[Written exercise 1] According to the reply about IDN requirements, what does signing i18c records with DNSSEC mean for intermediate resolvers?

[Date Prev][Date Next][Thread Prev][Thread Next][Date Index][Thread Index]

Re: My prod at IDN requirements



At 11:04 04.01.00 +0800, James Seng wrote:

>I think we need to properly defined 3 case.
>
>I18N of Domain Names as represented on the client.
>I18N of Domain Names as represented in DNS packet.
>I18N of Domain Names as represented as DNS record/zones.
>
>They may be the same, or they may not be. We do not know.

I think "I18N of DNs as represented in DNS packets" is part of the 
implementation, not the requirements - if there are requirements that 
constrain the solution, we need to list them before we decide on the solution.

Doubly so for the zonefile formats.

comments on some comments:


> >    i18c in a name field of a Response or in content of a RR must be
> > uniquely identifiable as such YES/NO
>
>this is sort of related to the matching problem. but i think yes.

this is where we decide between solutions that say "ship binary gunk and 
let the recipient decide whether it's charset<x>, IPaddress, key or 
Something Else" and "ship special label that means this is i18c".

> >    it must be possible to DNSSEC sign i18c records DNS server to client 
> YES/NO
>
>yes. we should not change the existing dns system.

if we sign them, it means no conversions in intermediate resolvers.


> > More in the solution space:
> >
> >    iso 10646 characters will be enough forever for DNS purposes YES/NO
>
>UCS-4 should cover all languages including all variation in time to come.
>However, it also have a lot of problems, including the fact that it changes
>from time to time :P

UCS-4 is 1 representation - UTF-8 and UTF-16 are representations of the 
same charset. They have promised (ugh) that it is now only growing, not 
changing.


> >    a single representation for i18c must be chosen YES/NO
>
>maybe? i think different proposals will have answer to this. i think we should
>leave it open, and not limit to only iso10646 or some other encodings.

[Given data]
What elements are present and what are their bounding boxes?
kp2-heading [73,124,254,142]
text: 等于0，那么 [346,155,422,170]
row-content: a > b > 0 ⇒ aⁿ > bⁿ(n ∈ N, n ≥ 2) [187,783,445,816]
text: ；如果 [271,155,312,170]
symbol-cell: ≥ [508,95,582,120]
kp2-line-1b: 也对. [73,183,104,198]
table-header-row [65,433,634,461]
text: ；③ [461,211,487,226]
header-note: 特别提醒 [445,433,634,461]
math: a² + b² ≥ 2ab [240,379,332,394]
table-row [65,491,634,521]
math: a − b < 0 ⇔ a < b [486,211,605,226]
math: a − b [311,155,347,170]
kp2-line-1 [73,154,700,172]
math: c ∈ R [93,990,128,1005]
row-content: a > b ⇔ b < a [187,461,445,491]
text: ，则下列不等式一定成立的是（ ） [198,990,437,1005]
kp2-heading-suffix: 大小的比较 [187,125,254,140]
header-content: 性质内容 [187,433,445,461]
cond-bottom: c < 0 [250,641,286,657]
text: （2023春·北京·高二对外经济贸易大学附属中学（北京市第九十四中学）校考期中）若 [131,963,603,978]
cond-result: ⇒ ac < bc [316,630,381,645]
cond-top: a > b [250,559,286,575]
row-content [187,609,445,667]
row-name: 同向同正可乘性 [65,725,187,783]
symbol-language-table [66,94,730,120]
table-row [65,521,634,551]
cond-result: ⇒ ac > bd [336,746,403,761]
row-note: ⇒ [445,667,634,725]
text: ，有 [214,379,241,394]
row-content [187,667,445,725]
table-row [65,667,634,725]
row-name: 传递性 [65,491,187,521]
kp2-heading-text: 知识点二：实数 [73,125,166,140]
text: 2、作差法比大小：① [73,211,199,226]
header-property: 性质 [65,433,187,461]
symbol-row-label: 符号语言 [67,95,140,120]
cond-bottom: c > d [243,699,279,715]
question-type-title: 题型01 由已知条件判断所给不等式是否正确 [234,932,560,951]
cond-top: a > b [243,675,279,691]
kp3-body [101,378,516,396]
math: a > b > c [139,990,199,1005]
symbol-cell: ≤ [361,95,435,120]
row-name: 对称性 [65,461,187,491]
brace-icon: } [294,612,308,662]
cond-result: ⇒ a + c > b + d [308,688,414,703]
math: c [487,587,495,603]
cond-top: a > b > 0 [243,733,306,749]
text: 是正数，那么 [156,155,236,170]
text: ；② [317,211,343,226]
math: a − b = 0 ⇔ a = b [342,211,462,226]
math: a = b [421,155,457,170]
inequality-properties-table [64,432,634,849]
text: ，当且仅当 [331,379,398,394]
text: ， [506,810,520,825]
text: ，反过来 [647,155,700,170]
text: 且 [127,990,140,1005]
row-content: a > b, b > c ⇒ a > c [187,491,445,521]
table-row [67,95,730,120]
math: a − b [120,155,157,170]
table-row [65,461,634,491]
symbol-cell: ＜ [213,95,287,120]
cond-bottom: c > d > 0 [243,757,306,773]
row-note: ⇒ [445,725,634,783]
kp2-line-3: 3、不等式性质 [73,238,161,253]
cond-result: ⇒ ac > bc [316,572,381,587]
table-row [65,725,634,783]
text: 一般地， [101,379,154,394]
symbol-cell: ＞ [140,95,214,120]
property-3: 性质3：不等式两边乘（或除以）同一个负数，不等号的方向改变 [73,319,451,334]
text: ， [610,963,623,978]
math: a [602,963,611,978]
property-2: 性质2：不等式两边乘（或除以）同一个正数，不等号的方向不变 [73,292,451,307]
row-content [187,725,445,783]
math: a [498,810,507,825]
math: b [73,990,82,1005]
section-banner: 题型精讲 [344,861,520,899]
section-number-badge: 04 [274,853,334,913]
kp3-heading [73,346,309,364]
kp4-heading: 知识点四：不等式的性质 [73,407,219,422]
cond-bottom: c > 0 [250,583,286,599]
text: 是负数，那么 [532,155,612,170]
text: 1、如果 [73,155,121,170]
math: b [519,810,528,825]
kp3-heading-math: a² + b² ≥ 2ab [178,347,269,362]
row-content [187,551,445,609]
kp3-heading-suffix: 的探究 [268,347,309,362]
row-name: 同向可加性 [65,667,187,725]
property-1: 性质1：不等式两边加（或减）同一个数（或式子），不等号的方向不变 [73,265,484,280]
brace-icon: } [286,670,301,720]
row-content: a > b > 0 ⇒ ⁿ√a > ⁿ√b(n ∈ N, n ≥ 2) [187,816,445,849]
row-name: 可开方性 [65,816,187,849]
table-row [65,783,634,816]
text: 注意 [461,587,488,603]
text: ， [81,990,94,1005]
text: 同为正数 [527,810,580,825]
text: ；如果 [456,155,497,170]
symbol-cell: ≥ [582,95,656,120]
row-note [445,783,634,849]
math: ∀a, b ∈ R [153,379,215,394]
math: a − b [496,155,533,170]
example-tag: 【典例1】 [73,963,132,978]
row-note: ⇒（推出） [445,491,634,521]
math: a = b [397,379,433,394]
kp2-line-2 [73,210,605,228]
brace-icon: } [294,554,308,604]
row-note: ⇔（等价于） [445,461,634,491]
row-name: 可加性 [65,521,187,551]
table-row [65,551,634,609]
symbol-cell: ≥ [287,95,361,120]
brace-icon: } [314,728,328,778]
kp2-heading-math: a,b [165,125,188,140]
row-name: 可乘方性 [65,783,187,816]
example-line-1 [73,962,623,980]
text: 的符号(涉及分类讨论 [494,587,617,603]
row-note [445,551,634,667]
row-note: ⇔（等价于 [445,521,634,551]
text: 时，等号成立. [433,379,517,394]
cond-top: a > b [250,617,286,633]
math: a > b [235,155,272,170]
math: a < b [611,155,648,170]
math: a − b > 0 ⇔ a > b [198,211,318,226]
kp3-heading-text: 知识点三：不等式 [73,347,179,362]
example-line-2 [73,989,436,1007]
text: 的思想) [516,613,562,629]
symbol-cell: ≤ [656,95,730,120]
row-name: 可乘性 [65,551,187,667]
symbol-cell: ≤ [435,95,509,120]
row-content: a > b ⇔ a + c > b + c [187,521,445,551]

[Written exercise 2] Print everything in the rows from the first row down to the row containing "symbol-row-label: 符号语言 [67,95,140,120]", with both of those rows included.

[Solution 1] It means there can be no conversions in intermediate resolvers.

[Solution 2]
What elements are present and what are their bounding boxes?
kp2-heading [73,124,254,142]
text: 等于0，那么 [346,155,422,170]
row-content: a > b > 0 ⇒ aⁿ > bⁿ(n ∈ N, n ≥ 2) [187,783,445,816]
text: ；如果 [271,155,312,170]
symbol-cell: ≥ [508,95,582,120]
kp2-line-1b: 也对. [73,183,104,198]
table-header-row [65,433,634,461]
text: ；③ [461,211,487,226]
header-note: 特别提醒 [445,433,634,461]
math: a² + b² ≥ 2ab [240,379,332,394]
table-row [65,491,634,521]
math: a − b < 0 ⇔ a < b [486,211,605,226]
math: a − b [311,155,347,170]
kp2-line-1 [73,154,700,172]
math: c ∈ R [93,990,128,1005]
row-content: a > b ⇔ b < a [187,461,445,491]
text: ，则下列不等式一定成立的是（ ） [198,990,437,1005]
kp2-heading-suffix: 大小的比较 [187,125,254,140]
header-content: 性质内容 [187,433,445,461]
cond-bottom: c < 0 [250,641,286,657]
text: （2023春·北京·高二对外经济贸易大学附属中学（北京市第九十四中学）校考期中）若 [131,963,603,978]
cond-result: ⇒ ac < bc [316,630,381,645]
cond-top: a > b [250,559,286,575]
row-content [187,609,445,667]
row-name: 同向同正可乘性 [65,725,187,783]
symbol-language-table [66,94,730,120]
table-row [65,521,634,551]
cond-result: ⇒ ac > bd [336,746,403,761]
row-note: ⇒ [445,667,634,725]
text: ，有 [214,379,241,394]
row-content [187,667,445,725]
table-row [65,667,634,725]
row-name: 传递性 [65,491,187,521]
kp2-heading-text: 知识点二：实数 [73,125,166,140]
text: 2、作差法比大小：① [73,211,199,226]
header-property: 性质 [65,433,187,461]
symbol-row-label: 符号语言 [67,95,140,120]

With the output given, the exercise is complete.